* _Do this_: List all lines in the material below that contain "noch".
— START OF Material supplied —
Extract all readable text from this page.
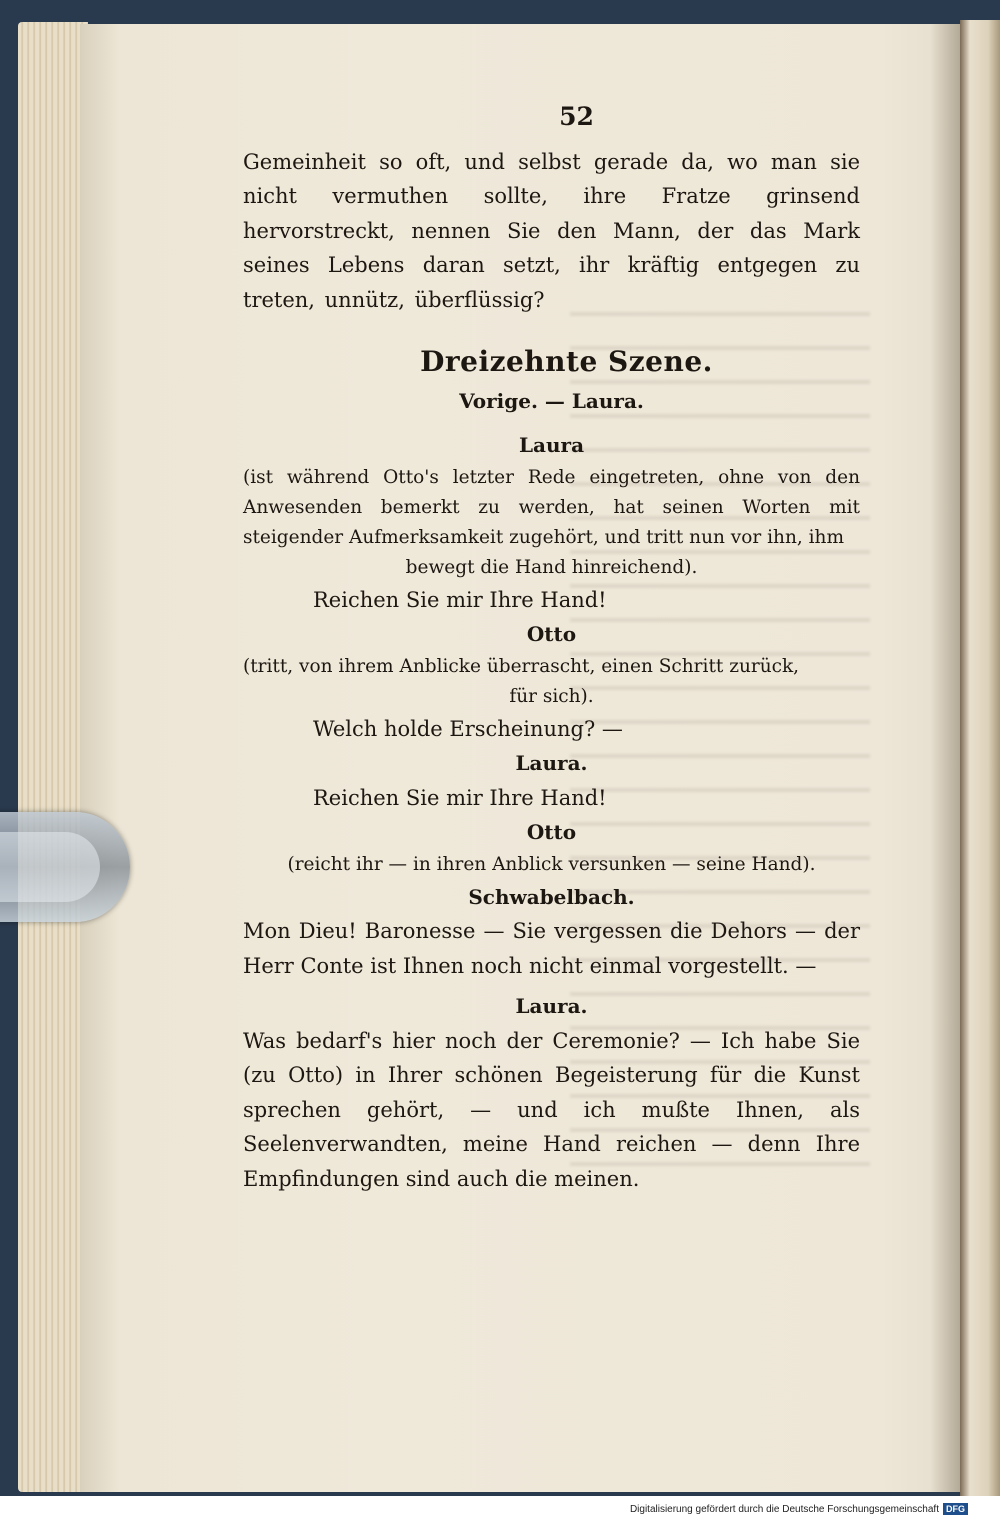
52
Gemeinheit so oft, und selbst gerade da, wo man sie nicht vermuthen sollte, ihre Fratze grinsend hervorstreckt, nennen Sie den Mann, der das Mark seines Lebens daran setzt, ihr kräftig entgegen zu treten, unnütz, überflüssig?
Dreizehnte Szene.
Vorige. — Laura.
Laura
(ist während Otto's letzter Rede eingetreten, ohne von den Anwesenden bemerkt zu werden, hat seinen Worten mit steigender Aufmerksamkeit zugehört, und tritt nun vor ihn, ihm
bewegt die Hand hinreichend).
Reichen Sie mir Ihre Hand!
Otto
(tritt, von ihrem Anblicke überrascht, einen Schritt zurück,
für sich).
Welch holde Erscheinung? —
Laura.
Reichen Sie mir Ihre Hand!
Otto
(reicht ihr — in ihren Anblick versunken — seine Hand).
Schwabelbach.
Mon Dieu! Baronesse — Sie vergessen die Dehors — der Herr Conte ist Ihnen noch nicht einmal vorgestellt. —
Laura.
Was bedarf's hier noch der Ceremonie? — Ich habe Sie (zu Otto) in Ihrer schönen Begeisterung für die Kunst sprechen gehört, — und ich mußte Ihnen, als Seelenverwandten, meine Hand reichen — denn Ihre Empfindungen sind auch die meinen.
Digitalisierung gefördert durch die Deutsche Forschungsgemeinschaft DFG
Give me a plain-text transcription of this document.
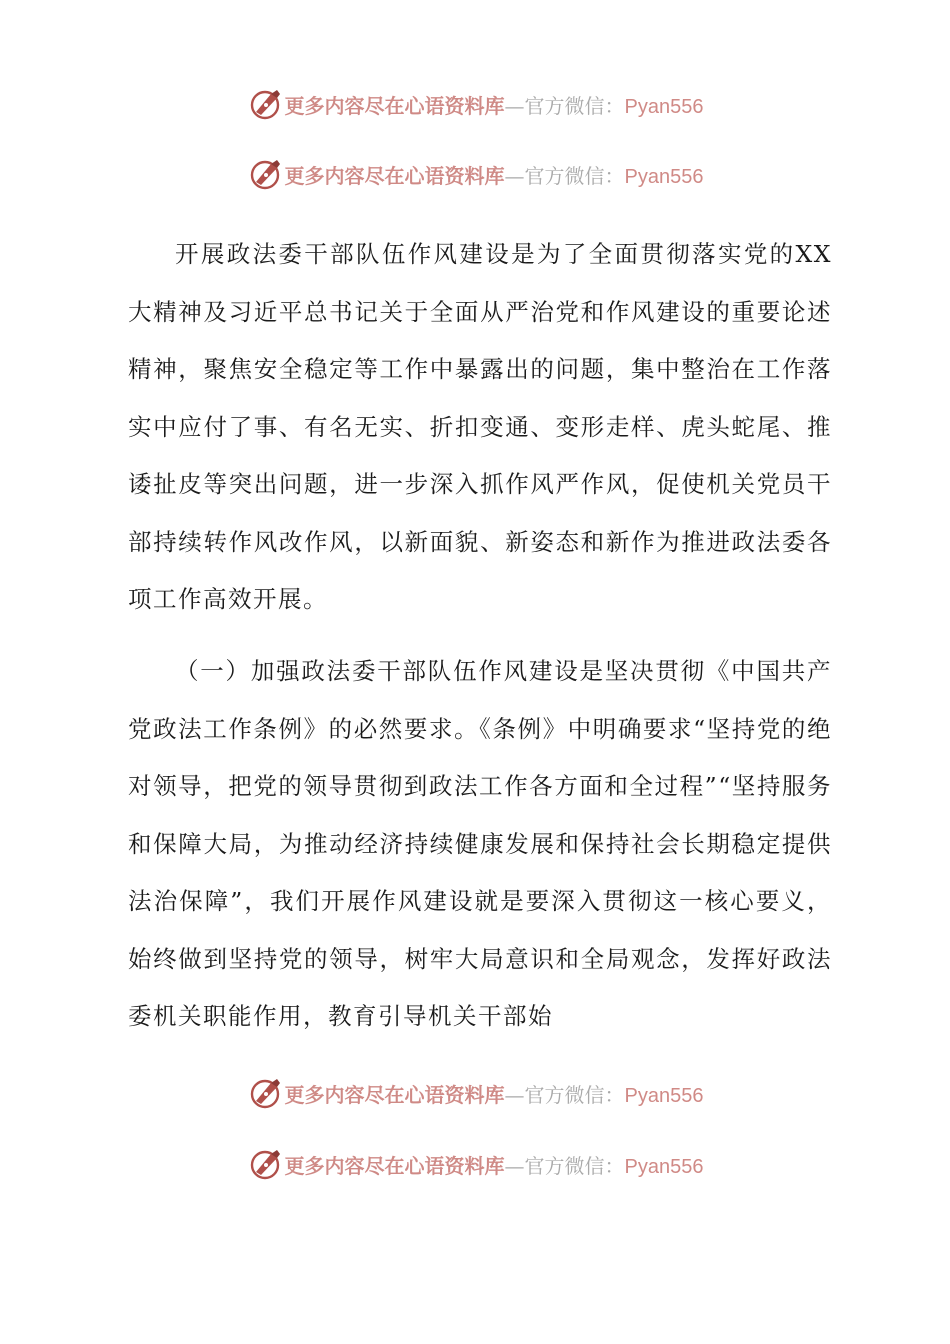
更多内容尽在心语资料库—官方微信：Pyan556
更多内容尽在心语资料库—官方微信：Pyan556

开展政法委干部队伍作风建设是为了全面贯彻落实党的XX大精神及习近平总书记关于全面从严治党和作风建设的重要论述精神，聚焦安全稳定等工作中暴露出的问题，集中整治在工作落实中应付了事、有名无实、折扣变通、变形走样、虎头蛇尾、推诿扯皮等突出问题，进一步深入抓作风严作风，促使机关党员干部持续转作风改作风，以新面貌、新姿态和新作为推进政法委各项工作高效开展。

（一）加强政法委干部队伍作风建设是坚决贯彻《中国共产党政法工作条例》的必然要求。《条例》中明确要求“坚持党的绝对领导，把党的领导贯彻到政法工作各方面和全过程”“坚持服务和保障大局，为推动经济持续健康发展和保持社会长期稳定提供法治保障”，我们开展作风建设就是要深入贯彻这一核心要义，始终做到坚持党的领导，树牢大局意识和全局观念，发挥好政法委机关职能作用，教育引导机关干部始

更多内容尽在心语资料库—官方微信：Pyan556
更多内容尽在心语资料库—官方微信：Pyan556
— END OF Material supplied —
* _Answer for this exercise_:
Mon Dieu! Baronesse — Sie vergessen die Dehors — der Herr Conte ist Ihnen noch nicht einmal vorgestellt. —
Was bedarf's hier noch der Ceremonie? — Ich habe Sie (zu Otto) in Ihrer schönen Begeisterung für die Kunst sprechen gehört, — und ich mußte Ihnen, als Seelenverwandten, meine Hand reichen — denn Ihre Empfindungen sind auch die meinen.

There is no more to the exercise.